--- What you have to do ---
State how many lines of the entries hold the string "Quraish". Reply with the number alone.
--------------------------------
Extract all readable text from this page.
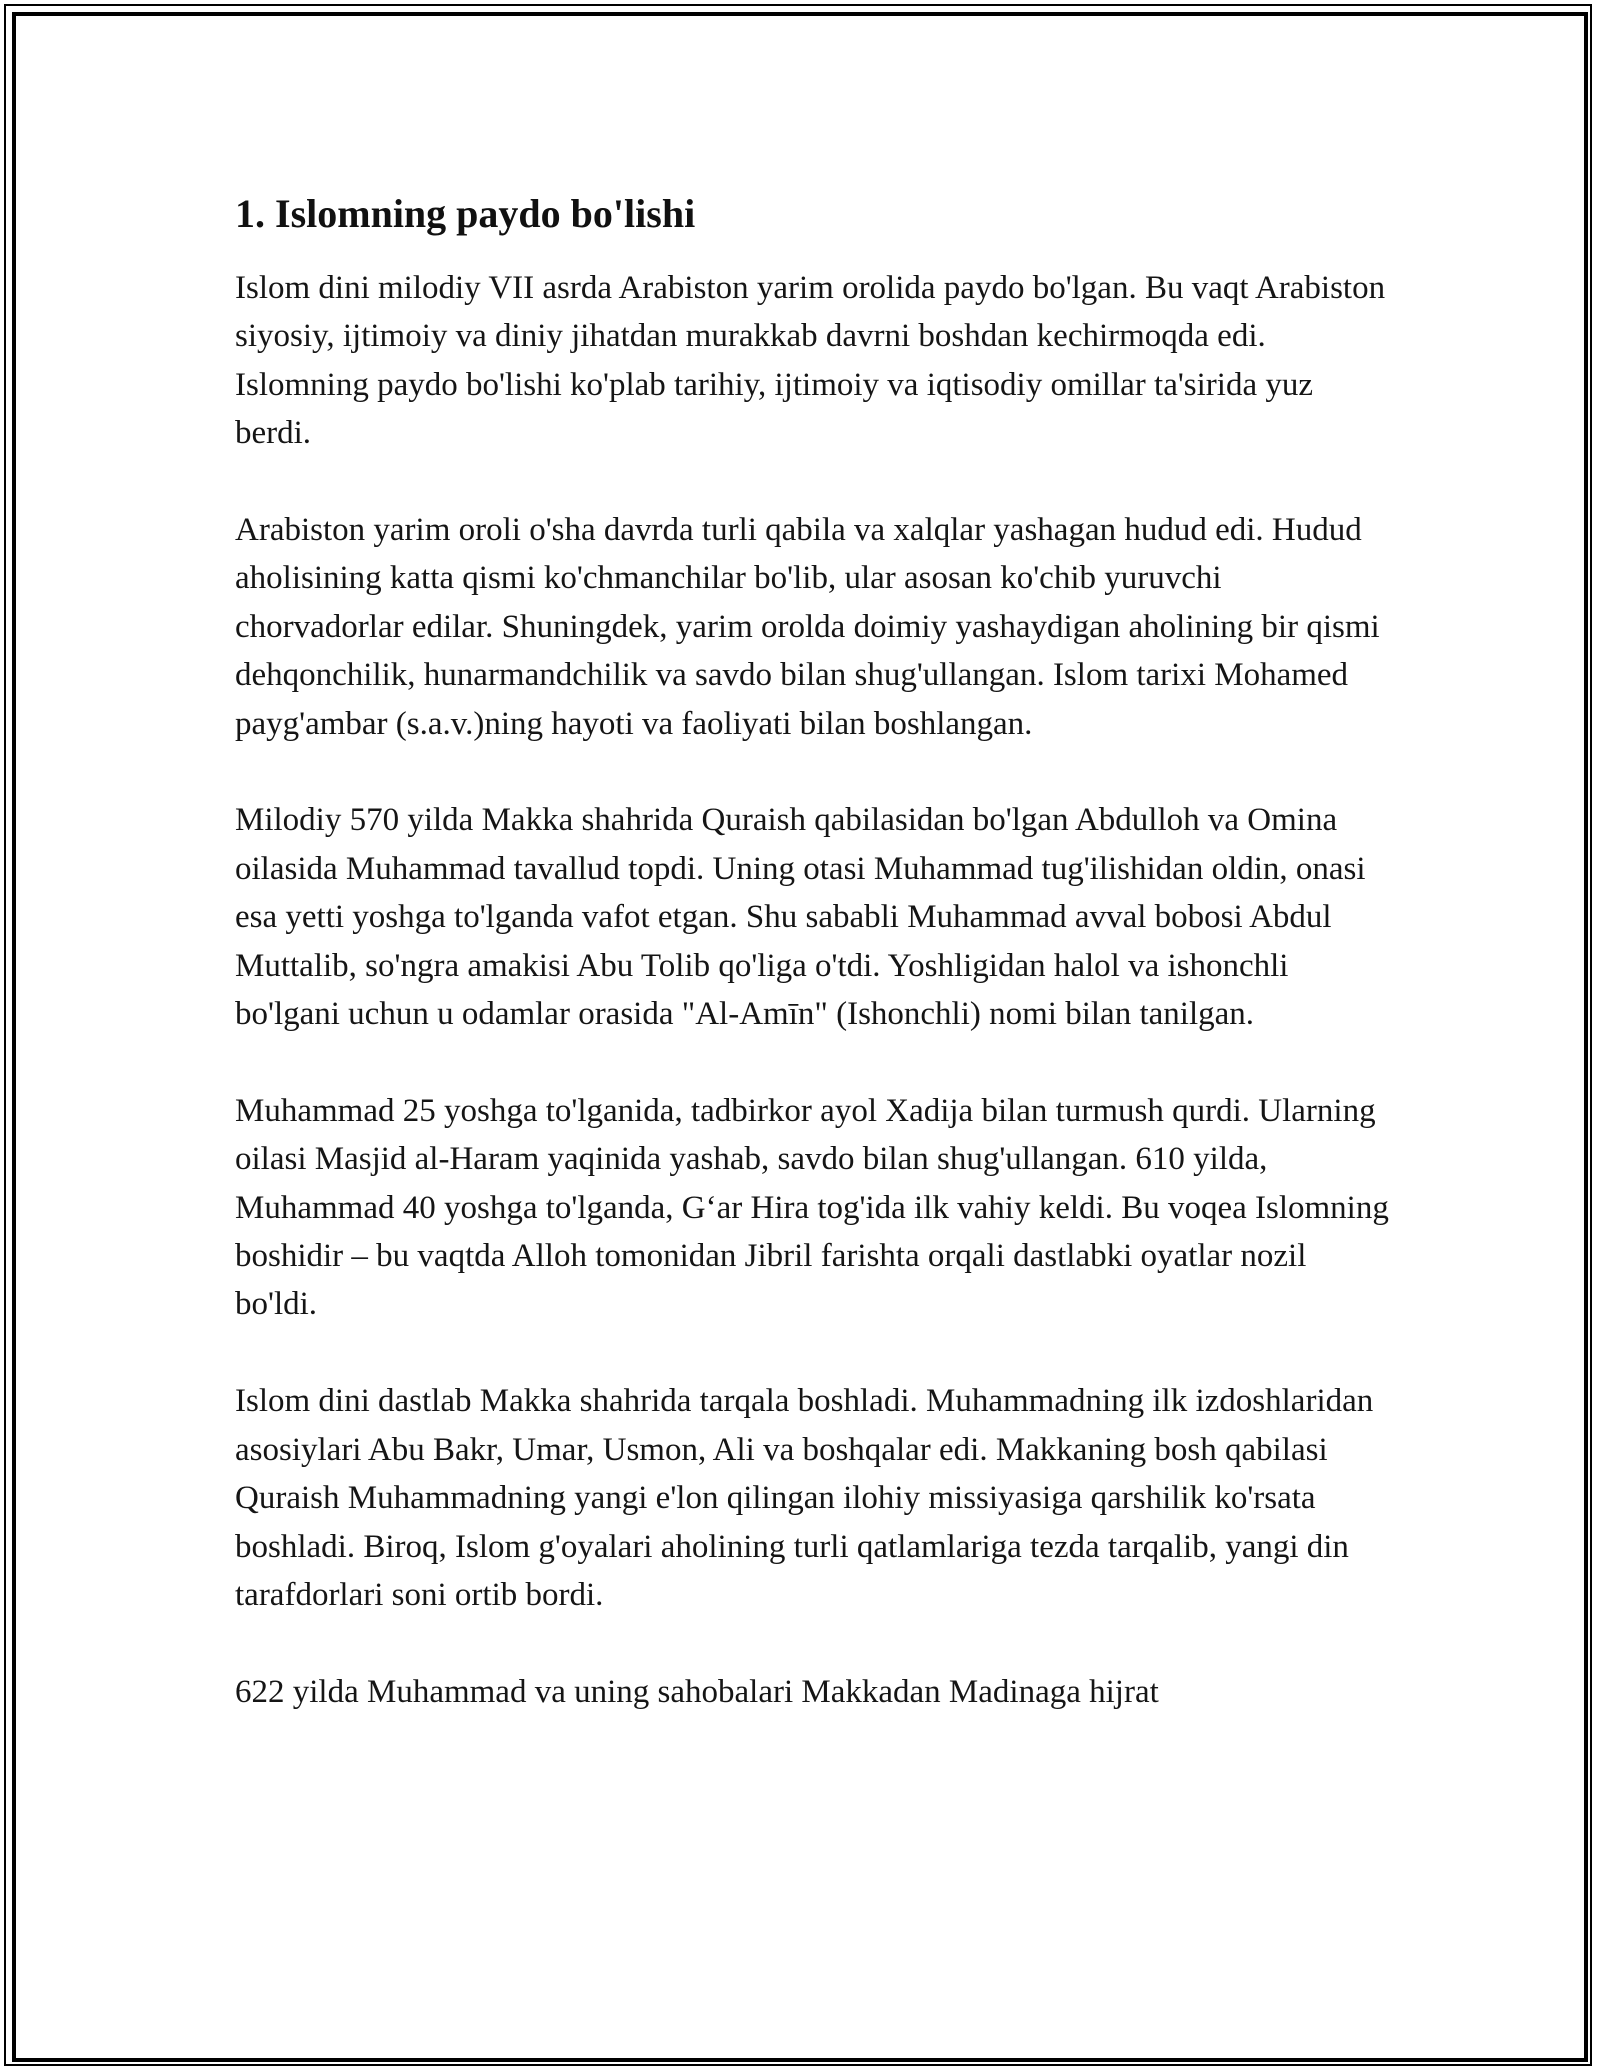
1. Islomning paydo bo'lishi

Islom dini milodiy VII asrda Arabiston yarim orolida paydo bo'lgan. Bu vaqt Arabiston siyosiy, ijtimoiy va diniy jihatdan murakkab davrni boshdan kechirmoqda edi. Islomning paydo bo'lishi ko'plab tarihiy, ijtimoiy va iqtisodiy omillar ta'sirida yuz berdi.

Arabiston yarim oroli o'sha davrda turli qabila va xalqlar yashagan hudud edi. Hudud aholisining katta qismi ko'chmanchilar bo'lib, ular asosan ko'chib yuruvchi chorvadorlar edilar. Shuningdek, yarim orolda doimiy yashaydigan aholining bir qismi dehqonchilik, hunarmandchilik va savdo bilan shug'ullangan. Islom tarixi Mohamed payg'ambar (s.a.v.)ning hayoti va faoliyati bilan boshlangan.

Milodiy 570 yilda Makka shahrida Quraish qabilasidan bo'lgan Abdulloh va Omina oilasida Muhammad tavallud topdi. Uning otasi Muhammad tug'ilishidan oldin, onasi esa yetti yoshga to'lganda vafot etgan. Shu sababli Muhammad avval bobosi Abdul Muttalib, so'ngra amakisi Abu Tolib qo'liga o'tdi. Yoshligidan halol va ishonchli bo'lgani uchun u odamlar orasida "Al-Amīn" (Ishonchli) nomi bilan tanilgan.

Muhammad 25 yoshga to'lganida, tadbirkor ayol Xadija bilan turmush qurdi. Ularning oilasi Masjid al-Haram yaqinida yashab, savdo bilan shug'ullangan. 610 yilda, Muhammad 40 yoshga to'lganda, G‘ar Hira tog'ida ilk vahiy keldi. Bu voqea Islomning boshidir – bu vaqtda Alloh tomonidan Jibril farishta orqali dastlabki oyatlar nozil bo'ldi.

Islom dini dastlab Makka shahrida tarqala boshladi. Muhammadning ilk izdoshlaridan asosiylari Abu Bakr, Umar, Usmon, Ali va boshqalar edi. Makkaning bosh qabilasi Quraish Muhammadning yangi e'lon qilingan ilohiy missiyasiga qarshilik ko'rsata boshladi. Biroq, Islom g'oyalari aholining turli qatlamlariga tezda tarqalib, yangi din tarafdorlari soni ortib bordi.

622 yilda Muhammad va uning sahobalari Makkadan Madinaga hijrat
--------------------------------
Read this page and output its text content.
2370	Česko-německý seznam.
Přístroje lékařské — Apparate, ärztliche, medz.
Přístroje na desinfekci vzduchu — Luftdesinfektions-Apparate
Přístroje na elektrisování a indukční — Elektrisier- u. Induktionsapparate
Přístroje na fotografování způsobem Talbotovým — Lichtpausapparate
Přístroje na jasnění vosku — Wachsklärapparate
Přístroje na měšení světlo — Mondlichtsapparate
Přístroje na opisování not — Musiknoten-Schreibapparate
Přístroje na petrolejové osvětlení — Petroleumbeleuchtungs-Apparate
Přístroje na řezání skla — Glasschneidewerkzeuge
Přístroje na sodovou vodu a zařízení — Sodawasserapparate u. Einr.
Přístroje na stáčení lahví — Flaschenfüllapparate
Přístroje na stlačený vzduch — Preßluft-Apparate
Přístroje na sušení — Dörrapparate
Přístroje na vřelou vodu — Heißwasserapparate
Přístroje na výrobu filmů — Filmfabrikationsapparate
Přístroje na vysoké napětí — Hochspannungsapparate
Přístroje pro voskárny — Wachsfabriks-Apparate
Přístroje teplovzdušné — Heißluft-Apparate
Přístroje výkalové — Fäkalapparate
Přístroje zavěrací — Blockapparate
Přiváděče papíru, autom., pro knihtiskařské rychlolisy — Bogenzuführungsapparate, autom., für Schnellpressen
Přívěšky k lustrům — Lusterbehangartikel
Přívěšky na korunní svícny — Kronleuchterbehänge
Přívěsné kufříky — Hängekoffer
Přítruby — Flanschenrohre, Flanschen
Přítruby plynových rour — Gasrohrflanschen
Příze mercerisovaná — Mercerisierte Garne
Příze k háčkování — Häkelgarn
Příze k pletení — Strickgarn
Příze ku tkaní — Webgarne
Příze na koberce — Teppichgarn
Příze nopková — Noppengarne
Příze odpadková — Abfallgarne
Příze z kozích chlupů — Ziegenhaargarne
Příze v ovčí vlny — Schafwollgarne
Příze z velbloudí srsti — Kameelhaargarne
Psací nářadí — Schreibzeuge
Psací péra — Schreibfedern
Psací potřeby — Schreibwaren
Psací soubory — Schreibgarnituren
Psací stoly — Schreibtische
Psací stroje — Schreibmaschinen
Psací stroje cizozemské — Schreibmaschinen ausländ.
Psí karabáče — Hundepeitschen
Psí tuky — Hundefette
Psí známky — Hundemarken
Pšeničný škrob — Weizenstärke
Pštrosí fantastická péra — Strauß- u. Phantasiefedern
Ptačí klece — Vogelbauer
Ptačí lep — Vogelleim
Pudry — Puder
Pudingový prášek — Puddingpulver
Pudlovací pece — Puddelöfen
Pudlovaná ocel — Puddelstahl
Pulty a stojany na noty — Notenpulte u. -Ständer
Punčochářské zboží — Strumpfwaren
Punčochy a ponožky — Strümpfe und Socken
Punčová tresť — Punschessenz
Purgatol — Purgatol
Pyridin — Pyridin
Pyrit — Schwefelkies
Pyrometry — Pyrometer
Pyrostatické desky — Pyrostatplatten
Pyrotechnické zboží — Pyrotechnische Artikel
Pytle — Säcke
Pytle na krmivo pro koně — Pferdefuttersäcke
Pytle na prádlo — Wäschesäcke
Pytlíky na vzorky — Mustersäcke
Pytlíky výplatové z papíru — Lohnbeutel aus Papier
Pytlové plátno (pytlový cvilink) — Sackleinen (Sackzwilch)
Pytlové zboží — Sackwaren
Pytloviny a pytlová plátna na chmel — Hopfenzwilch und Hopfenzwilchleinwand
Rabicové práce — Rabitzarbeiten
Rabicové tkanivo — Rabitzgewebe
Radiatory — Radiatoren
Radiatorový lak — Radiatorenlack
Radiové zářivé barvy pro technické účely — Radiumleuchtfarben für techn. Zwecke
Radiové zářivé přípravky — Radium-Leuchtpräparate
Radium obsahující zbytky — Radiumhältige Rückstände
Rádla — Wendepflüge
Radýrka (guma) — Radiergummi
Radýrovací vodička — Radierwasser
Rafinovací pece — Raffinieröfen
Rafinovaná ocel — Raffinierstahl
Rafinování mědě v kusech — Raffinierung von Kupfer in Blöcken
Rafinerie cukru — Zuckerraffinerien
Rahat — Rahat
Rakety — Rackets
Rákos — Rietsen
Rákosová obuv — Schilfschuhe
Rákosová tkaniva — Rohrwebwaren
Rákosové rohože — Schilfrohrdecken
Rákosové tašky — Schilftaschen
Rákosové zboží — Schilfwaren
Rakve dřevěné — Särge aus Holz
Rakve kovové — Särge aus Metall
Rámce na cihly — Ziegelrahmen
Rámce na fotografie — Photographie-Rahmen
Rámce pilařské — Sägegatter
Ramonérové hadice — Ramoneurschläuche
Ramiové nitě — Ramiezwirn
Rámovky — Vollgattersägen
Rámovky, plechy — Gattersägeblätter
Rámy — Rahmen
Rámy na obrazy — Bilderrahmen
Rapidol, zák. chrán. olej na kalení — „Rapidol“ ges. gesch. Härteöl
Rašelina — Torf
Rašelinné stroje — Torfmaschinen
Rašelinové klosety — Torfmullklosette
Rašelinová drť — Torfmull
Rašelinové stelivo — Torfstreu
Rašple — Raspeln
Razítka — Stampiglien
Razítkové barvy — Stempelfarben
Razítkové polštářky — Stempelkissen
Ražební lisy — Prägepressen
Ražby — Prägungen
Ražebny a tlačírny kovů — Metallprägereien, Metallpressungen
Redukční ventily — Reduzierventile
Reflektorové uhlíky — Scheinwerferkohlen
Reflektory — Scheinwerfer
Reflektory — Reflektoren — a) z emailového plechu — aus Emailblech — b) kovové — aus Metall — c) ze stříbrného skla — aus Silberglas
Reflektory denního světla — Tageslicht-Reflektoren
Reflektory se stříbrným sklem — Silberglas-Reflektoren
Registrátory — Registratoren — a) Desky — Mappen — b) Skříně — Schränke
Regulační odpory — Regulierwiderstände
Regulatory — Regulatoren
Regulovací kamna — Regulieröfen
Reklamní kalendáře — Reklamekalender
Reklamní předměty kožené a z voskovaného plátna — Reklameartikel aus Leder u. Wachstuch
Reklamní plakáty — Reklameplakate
--------------------------------
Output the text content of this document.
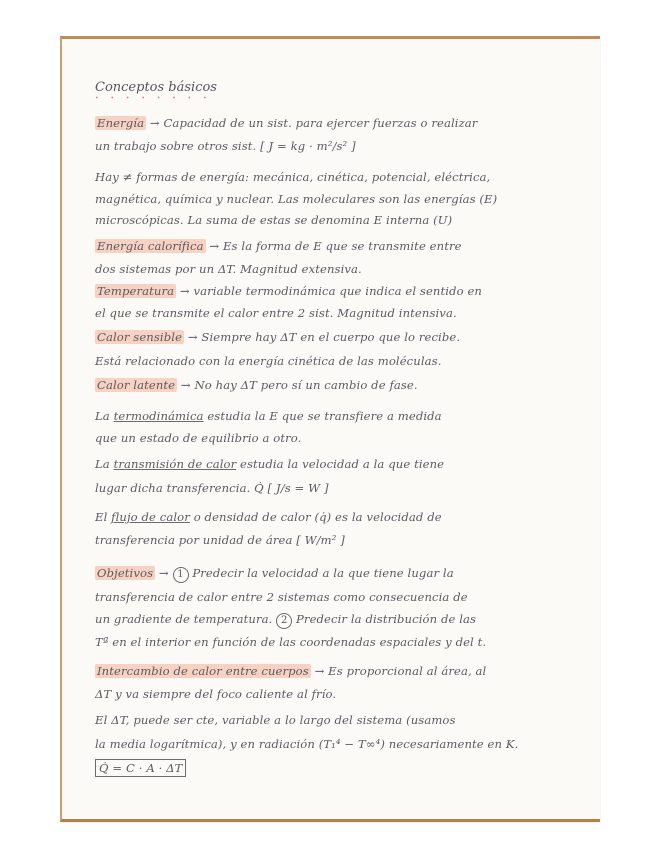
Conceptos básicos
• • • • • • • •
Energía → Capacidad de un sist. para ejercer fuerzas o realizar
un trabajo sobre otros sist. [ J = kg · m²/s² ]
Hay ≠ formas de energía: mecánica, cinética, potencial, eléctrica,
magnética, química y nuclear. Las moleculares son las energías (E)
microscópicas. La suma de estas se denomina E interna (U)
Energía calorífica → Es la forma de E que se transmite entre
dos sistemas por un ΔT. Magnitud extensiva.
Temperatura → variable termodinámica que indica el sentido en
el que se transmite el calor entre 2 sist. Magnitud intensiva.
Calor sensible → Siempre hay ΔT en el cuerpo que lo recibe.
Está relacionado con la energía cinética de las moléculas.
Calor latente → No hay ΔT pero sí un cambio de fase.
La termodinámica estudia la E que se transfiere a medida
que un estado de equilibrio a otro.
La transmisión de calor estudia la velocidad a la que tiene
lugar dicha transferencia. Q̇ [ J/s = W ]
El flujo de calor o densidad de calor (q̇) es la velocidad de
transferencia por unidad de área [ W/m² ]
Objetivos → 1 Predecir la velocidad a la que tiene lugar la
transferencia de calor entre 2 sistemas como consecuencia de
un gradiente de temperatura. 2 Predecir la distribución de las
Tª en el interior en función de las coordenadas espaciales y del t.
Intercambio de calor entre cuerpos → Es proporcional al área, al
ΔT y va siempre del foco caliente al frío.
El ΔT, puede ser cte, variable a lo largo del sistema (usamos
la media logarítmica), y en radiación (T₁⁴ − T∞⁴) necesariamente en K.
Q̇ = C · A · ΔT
--------------------------------
--- Exercise answer ---
2